- Task statement
Search the listing for "информационно" and copy every line where it appears.

- Input material
'''

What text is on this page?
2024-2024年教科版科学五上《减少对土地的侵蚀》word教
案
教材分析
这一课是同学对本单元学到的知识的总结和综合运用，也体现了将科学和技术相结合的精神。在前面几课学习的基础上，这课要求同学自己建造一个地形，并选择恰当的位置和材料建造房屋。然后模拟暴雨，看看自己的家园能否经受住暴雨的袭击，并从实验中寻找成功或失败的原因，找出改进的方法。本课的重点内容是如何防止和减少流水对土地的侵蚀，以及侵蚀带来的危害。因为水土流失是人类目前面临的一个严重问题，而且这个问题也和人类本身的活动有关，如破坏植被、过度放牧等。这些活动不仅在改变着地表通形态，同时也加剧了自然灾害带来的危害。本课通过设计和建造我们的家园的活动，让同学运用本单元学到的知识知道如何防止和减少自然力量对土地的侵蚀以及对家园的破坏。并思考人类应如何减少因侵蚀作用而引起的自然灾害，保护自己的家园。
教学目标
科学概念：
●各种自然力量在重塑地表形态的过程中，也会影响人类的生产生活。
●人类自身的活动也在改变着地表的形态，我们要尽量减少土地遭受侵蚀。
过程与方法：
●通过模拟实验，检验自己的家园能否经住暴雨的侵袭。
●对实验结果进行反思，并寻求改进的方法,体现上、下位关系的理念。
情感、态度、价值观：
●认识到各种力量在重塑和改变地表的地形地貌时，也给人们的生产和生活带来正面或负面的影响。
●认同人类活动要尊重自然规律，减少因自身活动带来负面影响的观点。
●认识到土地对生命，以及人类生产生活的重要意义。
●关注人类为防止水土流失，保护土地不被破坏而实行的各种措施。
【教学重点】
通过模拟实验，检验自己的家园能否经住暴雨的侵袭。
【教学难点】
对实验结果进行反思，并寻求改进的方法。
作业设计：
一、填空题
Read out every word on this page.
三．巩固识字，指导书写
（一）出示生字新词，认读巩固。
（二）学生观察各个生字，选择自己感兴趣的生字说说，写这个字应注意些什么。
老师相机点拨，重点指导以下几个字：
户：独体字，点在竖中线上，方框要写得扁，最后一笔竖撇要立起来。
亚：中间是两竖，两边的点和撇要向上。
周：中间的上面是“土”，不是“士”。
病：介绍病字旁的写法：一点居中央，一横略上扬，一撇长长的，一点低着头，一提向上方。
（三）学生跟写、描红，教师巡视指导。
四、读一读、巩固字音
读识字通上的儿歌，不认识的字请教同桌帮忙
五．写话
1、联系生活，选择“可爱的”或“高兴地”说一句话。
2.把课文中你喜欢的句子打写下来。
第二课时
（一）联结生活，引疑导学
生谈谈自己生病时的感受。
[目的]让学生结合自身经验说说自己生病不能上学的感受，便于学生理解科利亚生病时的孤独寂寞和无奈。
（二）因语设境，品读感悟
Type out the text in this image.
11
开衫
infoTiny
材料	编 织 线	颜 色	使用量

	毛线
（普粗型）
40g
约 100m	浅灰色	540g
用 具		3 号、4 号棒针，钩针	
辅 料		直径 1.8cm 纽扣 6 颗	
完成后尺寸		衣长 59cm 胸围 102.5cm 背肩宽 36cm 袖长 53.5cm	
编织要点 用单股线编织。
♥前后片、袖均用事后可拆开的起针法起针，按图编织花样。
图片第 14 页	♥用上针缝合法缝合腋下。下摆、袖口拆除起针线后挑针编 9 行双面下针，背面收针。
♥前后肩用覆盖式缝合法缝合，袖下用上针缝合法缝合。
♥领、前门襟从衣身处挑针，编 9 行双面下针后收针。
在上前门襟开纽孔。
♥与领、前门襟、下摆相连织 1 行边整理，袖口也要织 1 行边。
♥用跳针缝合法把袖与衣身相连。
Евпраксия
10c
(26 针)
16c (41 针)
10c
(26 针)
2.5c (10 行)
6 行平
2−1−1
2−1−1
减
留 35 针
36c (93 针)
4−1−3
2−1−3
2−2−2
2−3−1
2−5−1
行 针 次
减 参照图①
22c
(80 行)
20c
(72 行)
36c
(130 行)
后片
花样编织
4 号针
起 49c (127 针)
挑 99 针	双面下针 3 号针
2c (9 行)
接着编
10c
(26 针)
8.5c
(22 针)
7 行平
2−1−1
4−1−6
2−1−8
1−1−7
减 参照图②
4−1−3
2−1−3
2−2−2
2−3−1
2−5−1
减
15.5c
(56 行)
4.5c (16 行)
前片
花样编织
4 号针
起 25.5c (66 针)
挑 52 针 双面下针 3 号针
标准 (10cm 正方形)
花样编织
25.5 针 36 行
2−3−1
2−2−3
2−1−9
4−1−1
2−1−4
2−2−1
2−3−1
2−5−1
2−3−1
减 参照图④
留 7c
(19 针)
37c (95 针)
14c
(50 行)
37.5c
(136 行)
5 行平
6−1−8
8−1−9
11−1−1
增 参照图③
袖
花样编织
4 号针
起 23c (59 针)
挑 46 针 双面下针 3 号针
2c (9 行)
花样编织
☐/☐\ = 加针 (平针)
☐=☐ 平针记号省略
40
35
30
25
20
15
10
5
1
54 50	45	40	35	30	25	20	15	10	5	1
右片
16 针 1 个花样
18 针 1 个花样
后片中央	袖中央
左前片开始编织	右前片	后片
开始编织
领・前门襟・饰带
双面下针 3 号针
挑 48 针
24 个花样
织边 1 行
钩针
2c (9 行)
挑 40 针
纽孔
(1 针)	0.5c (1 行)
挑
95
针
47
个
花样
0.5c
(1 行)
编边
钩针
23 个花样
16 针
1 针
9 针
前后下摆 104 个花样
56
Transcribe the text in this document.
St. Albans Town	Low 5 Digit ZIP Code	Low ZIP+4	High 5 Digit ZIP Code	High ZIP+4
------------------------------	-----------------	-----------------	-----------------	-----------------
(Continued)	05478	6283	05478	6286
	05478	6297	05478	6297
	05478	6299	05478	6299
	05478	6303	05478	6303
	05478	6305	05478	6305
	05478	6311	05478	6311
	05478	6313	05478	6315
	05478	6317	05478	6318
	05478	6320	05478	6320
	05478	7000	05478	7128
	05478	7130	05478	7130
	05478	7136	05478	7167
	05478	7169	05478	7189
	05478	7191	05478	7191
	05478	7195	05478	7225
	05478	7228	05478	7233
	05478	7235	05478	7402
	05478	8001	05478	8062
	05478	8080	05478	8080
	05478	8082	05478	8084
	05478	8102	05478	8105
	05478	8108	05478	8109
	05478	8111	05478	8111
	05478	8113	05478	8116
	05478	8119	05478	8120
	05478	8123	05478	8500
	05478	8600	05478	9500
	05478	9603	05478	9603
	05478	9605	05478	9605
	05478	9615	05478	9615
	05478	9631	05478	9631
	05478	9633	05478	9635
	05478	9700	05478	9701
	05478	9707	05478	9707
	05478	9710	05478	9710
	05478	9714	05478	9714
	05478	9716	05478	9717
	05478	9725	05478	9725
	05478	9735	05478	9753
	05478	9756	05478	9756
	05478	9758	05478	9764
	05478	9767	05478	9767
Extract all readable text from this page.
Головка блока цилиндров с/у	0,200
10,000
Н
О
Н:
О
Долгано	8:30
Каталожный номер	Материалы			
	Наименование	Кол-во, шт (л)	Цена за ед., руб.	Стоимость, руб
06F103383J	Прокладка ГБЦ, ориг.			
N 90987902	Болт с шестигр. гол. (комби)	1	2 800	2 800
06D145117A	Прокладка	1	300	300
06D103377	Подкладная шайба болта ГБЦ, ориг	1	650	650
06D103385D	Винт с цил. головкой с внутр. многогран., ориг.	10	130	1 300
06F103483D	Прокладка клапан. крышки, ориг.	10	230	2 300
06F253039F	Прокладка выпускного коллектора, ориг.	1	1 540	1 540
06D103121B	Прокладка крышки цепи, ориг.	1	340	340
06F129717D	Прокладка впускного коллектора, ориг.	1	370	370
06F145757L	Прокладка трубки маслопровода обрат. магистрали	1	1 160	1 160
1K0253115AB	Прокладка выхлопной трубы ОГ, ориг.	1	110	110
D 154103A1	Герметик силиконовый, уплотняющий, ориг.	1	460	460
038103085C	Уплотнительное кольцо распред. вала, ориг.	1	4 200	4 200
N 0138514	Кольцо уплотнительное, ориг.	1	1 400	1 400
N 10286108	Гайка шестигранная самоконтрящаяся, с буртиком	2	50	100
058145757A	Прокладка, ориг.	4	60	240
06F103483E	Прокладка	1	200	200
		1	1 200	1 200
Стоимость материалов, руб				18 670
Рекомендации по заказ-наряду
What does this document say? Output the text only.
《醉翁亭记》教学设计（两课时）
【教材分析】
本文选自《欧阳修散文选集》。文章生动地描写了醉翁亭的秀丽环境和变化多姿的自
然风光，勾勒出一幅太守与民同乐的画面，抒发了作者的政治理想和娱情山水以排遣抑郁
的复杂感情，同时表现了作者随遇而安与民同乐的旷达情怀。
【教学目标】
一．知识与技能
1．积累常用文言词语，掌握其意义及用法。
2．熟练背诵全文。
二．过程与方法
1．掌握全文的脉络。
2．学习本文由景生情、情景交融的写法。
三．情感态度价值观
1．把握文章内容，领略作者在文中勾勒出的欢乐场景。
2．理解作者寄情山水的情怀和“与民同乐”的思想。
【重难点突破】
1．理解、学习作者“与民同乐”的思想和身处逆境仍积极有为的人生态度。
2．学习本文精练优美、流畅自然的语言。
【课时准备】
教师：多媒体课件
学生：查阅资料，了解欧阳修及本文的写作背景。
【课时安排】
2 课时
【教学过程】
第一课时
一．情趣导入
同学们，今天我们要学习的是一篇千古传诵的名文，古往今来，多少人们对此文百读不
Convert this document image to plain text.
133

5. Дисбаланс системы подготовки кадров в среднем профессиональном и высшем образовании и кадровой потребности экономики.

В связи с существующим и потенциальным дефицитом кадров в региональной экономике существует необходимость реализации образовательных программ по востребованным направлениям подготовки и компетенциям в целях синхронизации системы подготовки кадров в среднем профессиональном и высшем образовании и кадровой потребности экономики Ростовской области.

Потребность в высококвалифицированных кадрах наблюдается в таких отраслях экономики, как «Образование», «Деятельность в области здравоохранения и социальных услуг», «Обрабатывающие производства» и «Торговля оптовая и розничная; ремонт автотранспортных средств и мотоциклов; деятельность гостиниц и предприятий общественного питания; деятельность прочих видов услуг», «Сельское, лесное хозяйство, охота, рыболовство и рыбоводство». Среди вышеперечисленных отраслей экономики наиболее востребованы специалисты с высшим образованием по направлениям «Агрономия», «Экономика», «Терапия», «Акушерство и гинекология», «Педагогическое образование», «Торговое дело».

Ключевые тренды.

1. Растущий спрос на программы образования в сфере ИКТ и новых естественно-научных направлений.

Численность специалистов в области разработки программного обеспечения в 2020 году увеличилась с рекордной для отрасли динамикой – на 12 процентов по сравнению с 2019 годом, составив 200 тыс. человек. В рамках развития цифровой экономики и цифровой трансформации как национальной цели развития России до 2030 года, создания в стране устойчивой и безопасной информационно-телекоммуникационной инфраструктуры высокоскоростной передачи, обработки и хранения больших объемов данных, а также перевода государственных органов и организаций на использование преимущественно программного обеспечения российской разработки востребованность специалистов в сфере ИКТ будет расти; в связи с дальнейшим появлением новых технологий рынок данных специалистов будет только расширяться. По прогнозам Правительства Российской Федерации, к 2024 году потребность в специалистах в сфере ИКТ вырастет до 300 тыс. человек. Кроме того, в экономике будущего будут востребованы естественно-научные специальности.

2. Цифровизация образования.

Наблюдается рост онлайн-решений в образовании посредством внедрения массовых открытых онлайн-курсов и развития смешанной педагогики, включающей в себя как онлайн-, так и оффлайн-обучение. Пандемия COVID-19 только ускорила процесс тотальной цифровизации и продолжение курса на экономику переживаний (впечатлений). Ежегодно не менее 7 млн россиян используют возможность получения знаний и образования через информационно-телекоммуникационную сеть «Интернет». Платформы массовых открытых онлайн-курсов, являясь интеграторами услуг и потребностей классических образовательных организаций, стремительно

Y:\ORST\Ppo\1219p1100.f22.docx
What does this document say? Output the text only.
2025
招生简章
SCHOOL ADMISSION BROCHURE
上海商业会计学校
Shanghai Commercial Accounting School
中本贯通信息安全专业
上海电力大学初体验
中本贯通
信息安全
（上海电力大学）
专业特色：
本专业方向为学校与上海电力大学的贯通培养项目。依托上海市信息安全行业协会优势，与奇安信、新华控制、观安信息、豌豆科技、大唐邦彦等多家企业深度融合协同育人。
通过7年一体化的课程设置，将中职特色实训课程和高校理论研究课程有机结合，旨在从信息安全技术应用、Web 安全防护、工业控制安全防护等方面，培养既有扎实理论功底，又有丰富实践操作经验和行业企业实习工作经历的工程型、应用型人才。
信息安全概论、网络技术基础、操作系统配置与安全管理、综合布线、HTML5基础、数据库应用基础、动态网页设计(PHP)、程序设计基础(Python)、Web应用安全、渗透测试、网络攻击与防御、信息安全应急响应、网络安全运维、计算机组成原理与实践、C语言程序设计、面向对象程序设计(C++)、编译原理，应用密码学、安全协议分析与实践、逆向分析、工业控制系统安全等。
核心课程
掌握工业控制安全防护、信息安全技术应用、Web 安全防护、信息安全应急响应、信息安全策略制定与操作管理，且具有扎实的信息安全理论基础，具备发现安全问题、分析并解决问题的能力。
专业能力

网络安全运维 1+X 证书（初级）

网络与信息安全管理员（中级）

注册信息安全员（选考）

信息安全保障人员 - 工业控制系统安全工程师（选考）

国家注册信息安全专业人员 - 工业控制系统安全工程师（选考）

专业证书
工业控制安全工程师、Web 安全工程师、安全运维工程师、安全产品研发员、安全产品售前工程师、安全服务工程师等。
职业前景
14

'''

- Written solution
Численность специалистов в области разработки программного обеспечения в 2020 году увеличилась с рекордной для отрасли динамикой – на 12 процентов по сравнению с 2019 годом, составив 200 тыс. человек. В рамках развития цифровой экономики и цифровой трансформации как национальной цели развития России до 2030 года, создания в стране устойчивой и безопасной информационно-телекоммуникационной инфраструктуры высокоскоростной передачи, обработки и хранения больших объемов данных, а также перевода государственных органов и организаций на использование преимущественно программного обеспечения российской разработки востребованность специалистов в сфере ИКТ будет расти; в связи с дальнейшим появлением новых технологий рынок данных специалистов будет только расширяться. По прогнозам Правительства Российской Федерации, к 2024 году потребность в специалистах в сфере ИКТ вырастет до 300 тыс. человек. Кроме того, в экономике будущего будут востребованы естественно-научные специальности.
Наблюдается рост онлайн-решений в образовании посредством внедрения массовых открытых онлайн-курсов и развития смешанной педагогики, включающей в себя как онлайн-, так и оффлайн-обучение. Пандемия COVID-19 только ускорила процесс тотальной цифровизации и продолжение курса на экономику переживаний (впечатлений). Ежегодно не менее 7 млн россиян используют возможность получения знаний и образования через информационно-телекоммуникационную сеть «Интернет». Платформы массовых открытых онлайн-курсов, являясь интеграторами услуг и потребностей классических образовательных организаций, стремительно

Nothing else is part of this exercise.